* GIVEN REQUEST: Filter this data down to the lines that hold "Drain", and copy them.

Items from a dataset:

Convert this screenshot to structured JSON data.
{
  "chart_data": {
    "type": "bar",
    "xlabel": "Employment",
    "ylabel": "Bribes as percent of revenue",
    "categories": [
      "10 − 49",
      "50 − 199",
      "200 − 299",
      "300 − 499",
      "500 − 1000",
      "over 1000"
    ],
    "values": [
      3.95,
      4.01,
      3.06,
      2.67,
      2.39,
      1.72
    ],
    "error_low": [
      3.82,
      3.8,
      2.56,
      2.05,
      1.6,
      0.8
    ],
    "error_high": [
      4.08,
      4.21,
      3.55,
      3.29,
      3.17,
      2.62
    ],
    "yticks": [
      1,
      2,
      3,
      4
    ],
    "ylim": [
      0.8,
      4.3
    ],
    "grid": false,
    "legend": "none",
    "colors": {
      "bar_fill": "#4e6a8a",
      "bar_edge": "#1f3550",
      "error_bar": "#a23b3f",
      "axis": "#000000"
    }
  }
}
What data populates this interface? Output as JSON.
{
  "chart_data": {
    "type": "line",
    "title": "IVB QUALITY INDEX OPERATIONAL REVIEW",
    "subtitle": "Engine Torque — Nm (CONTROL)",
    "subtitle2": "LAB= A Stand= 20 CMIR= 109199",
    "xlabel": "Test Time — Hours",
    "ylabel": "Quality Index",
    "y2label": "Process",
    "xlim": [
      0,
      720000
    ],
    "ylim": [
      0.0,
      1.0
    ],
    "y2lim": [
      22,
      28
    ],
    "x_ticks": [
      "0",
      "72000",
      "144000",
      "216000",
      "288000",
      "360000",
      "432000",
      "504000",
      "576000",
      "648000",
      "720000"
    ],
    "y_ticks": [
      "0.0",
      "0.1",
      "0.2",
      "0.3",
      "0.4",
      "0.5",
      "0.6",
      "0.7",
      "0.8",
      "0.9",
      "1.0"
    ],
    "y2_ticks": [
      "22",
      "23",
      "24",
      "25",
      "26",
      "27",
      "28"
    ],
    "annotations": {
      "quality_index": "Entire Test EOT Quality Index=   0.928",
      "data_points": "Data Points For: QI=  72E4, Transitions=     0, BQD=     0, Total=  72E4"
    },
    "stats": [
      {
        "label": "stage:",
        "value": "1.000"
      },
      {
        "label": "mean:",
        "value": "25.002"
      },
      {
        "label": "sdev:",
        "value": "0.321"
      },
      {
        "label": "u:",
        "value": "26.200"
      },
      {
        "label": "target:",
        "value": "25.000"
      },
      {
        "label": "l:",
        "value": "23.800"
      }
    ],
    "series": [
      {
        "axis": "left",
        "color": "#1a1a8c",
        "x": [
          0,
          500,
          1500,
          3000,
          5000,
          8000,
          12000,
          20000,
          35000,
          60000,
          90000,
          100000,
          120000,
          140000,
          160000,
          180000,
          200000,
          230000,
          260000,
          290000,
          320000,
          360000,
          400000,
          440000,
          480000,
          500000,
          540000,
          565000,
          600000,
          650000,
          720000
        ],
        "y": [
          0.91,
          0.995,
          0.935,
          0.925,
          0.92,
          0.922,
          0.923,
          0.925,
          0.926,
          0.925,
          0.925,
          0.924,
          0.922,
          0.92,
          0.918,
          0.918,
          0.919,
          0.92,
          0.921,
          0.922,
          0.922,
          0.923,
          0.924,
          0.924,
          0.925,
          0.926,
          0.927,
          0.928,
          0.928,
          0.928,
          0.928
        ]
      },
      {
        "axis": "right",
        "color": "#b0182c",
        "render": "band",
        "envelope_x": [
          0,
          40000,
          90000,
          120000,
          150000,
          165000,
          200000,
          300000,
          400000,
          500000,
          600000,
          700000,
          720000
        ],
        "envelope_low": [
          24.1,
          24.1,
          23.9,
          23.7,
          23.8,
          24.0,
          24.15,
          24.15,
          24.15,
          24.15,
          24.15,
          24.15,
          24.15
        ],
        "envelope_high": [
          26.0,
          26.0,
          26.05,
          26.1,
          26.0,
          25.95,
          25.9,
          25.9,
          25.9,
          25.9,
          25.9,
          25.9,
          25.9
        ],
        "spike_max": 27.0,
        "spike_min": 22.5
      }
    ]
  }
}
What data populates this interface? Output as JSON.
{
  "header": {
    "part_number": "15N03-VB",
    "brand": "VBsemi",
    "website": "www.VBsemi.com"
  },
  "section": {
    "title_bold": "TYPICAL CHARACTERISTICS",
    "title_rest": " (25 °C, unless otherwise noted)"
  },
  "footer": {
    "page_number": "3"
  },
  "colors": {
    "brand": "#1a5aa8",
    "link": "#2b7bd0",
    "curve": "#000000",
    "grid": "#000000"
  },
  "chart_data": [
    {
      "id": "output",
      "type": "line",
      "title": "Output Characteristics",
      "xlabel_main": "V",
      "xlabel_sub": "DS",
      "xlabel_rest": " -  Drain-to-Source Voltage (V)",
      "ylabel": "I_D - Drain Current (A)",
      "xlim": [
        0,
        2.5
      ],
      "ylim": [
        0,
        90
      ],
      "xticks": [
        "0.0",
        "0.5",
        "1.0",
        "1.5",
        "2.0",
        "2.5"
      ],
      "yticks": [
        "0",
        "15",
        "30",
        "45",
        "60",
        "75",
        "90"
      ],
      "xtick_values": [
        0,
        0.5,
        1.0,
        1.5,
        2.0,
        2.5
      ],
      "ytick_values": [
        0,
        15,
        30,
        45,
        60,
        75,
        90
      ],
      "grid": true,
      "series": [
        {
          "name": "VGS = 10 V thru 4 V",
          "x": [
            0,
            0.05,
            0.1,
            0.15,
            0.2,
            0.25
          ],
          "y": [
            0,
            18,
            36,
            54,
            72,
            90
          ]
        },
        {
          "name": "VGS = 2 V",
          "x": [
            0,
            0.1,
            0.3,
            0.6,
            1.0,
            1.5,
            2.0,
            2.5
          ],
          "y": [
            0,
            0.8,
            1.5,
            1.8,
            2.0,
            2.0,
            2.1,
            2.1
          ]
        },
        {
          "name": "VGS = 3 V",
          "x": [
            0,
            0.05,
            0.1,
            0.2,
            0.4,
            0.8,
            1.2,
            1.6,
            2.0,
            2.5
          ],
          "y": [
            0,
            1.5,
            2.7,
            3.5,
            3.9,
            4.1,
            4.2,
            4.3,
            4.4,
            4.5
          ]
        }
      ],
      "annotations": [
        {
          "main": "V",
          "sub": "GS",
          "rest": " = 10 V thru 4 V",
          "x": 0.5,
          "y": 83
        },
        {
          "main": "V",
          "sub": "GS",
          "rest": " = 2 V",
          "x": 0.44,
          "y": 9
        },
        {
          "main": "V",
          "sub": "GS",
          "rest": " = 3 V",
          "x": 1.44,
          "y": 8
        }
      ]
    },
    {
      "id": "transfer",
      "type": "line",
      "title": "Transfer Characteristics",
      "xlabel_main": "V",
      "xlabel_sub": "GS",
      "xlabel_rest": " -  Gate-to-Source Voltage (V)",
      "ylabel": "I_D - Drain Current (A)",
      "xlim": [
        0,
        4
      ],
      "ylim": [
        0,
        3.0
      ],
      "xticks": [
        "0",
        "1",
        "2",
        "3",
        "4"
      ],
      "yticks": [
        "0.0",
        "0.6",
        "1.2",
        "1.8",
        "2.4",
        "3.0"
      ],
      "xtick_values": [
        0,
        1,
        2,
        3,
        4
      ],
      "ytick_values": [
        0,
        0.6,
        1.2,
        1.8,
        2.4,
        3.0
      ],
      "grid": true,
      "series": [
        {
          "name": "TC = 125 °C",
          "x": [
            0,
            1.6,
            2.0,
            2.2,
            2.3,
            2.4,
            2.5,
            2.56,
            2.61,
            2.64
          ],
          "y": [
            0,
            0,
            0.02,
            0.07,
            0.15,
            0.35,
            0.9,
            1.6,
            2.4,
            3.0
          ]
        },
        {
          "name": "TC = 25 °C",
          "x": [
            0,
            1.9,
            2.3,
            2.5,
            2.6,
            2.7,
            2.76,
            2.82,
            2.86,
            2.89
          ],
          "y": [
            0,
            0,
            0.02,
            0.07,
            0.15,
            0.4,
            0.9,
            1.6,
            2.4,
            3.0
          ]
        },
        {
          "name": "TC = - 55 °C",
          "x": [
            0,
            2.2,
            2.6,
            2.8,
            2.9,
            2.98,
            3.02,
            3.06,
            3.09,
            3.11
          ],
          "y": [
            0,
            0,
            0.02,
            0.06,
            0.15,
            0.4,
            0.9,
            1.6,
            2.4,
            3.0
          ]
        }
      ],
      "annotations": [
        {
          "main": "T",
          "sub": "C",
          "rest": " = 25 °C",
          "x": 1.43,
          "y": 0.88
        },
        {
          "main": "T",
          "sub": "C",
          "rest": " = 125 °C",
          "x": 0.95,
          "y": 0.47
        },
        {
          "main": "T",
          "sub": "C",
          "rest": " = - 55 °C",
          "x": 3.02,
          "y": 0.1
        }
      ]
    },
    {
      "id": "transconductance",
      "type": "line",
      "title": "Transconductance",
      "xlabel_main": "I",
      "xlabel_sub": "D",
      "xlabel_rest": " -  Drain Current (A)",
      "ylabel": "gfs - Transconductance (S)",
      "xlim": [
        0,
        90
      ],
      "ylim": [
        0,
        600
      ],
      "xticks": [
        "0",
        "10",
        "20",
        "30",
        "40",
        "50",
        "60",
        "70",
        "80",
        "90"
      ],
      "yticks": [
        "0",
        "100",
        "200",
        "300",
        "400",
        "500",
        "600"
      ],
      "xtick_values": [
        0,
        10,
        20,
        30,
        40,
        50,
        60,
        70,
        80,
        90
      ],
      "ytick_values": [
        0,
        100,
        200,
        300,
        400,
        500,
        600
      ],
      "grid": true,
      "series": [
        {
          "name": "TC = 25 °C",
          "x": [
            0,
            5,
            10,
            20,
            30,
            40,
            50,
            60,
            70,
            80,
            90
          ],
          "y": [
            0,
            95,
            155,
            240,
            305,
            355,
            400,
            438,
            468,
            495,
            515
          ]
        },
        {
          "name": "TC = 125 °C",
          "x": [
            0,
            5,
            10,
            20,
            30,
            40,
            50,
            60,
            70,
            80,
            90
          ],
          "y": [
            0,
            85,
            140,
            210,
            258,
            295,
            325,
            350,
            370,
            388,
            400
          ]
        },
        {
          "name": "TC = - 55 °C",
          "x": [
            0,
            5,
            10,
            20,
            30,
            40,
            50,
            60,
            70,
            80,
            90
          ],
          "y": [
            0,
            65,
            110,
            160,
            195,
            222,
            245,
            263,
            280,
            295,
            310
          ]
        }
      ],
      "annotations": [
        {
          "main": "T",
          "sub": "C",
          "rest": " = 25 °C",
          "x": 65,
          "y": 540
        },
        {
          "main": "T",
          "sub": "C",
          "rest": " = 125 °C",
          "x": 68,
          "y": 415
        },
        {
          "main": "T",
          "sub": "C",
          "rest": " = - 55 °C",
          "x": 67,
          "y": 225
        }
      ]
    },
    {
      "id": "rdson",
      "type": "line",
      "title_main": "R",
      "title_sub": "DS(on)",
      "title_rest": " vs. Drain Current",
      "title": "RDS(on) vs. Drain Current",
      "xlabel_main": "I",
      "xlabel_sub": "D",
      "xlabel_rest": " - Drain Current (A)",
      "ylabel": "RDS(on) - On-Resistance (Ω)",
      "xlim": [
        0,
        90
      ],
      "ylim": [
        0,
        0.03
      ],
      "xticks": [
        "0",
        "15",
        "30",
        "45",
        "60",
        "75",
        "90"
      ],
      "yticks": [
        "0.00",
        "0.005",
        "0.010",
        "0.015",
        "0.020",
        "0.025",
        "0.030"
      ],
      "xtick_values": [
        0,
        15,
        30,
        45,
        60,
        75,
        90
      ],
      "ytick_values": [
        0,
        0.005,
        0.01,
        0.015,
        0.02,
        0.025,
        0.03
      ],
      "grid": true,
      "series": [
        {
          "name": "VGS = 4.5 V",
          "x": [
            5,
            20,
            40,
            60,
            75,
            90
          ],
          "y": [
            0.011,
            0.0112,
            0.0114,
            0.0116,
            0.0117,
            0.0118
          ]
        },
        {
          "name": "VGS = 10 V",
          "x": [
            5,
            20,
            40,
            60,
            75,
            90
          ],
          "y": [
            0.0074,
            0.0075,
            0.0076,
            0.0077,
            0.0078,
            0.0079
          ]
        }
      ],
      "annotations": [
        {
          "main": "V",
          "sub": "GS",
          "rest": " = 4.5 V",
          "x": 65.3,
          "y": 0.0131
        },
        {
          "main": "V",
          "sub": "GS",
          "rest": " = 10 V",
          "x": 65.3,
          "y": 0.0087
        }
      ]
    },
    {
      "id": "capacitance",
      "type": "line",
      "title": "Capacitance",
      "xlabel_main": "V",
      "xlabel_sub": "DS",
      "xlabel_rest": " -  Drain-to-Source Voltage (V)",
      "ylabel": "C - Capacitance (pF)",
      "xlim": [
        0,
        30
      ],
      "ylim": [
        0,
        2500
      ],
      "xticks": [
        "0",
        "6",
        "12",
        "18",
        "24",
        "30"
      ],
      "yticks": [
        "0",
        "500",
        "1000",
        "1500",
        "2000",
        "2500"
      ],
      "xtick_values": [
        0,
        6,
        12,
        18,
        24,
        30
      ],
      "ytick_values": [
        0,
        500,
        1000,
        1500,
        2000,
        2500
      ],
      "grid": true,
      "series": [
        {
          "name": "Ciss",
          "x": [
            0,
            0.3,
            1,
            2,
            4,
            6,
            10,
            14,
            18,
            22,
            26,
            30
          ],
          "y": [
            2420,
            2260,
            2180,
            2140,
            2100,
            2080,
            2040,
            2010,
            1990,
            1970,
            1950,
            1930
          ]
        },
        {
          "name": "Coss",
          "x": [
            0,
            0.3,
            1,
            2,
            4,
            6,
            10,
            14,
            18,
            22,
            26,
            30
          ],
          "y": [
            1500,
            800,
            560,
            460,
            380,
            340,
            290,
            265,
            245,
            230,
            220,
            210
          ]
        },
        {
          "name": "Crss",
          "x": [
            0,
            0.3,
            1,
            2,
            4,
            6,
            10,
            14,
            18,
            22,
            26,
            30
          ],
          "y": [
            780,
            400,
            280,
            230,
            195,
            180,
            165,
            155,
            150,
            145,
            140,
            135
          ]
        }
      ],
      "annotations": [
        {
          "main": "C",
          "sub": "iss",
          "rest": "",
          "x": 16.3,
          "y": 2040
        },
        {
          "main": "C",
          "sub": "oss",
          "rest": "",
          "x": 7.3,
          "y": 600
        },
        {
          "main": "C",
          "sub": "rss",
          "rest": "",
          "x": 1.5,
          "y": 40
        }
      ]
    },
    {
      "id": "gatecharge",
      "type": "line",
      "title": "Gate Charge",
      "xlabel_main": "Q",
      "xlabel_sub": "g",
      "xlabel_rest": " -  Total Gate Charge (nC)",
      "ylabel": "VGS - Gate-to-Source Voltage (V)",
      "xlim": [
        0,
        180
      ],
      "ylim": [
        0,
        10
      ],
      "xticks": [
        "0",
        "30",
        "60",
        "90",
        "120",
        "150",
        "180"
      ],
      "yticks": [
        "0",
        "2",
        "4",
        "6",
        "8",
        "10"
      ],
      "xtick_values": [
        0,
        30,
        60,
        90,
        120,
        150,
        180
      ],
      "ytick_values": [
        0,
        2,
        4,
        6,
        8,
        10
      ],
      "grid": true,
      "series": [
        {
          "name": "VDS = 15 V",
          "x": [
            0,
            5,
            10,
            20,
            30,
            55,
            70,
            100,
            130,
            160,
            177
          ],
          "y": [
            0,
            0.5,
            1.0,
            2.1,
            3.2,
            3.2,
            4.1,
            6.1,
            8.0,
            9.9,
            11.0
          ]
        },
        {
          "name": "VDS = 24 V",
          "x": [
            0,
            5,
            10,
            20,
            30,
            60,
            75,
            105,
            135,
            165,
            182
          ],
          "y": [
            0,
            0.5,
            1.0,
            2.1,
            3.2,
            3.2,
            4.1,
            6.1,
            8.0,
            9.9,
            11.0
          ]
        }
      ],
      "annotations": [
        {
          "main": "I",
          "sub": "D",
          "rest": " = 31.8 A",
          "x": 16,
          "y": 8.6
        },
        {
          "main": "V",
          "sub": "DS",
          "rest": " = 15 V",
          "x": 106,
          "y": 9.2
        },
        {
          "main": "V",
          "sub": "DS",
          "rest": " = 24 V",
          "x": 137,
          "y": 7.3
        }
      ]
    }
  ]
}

* TASK OUTPUT:
      "xlabel_rest": " -  Drain-to-Source Voltage (V)",
      "ylabel": "I_D - Drain Current (A)",
      "ylabel": "I_D - Drain Current (A)",
      "xlabel_rest": " -  Drain Current (A)",
      "title_rest": " vs. Drain Current",
      "title": "RDS(on) vs. Drain Current",
      "xlabel_rest": " - Drain Current (A)",
      "xlabel_rest": " -  Drain-to-Source Voltage (V)",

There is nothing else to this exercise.